──────── The records

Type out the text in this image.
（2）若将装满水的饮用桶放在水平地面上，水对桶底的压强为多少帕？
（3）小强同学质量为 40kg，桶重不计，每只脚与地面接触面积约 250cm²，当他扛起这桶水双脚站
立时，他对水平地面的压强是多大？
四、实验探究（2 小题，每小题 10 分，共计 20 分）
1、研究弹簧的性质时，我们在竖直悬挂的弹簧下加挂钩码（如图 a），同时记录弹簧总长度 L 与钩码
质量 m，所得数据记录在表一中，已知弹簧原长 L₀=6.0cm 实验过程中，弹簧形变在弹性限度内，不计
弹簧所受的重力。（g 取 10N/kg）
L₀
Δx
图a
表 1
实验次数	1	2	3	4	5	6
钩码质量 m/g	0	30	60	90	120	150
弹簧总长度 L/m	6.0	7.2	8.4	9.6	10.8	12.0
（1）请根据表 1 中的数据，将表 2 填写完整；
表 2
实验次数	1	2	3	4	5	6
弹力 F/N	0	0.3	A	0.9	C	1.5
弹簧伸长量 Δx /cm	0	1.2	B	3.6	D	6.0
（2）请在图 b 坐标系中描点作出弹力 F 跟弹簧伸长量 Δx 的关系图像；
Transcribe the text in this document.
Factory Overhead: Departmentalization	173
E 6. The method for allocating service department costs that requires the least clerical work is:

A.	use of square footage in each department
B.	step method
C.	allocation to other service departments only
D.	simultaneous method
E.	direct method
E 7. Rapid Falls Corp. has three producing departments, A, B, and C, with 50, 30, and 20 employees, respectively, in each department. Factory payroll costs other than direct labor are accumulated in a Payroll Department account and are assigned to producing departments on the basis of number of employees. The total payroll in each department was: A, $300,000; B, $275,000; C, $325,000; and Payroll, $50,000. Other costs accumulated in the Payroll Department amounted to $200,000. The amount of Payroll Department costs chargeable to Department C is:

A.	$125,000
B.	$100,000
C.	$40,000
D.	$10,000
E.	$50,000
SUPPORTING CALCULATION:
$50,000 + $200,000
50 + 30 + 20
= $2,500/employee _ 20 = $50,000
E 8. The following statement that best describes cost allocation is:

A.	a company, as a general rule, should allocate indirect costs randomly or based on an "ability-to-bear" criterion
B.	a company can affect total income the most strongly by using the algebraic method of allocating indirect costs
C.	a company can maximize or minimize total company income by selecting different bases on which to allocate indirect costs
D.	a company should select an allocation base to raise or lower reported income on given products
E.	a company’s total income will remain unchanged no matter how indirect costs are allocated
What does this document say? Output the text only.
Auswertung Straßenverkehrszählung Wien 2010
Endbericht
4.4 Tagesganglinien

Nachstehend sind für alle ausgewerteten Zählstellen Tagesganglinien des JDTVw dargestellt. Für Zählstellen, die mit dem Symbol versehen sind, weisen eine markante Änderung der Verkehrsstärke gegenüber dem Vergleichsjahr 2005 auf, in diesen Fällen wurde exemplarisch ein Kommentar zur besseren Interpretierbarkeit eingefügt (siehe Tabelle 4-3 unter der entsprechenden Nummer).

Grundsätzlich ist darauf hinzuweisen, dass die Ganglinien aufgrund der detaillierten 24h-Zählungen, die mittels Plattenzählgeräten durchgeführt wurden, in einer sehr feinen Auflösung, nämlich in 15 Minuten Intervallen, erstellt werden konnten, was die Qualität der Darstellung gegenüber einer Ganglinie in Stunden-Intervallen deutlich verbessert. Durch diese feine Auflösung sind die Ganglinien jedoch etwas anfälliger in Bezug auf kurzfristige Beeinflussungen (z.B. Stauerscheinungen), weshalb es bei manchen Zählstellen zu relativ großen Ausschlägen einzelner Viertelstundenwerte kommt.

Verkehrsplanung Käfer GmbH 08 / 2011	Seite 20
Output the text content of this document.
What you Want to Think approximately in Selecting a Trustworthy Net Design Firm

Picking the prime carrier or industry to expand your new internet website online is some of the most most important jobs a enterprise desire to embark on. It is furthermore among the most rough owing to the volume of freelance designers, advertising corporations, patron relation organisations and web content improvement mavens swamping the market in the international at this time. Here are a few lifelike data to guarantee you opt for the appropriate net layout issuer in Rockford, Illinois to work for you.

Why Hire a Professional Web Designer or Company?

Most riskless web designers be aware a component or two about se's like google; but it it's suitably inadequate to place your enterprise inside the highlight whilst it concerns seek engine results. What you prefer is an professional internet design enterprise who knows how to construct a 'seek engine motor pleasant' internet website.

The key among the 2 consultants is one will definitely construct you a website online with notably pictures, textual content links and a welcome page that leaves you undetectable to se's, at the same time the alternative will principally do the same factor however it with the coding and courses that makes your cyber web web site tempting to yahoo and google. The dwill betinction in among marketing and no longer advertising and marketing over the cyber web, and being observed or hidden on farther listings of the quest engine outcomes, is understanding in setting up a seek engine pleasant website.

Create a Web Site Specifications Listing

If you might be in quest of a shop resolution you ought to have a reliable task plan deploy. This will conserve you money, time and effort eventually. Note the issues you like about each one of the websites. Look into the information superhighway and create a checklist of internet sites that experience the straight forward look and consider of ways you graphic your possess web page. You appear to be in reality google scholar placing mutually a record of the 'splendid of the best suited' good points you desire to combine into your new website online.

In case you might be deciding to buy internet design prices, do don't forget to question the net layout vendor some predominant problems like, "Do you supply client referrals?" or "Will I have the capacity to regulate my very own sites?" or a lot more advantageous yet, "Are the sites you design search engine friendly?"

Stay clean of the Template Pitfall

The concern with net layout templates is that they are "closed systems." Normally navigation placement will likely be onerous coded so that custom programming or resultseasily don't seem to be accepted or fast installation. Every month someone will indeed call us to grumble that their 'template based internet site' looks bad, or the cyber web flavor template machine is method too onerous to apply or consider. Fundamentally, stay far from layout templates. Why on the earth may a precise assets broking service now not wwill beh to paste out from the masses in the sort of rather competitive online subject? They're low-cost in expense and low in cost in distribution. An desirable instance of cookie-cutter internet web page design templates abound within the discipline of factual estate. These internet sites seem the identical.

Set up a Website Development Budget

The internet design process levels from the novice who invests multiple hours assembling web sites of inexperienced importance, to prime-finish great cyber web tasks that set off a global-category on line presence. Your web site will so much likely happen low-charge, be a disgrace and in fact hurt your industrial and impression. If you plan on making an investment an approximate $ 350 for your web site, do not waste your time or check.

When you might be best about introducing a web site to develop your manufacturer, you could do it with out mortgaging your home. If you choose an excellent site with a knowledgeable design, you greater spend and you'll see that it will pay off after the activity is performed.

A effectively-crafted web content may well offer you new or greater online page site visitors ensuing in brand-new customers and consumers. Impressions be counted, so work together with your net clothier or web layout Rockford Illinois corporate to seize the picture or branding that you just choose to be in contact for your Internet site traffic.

────────────────

Task to carry out
Extract all lines of the records above that include "allocation".

Task answer
C.	allocation to other service departments only
E 8. The following statement that best describes cost allocation is:
D.	a company should select an allocation base to raise or lower reported income on given products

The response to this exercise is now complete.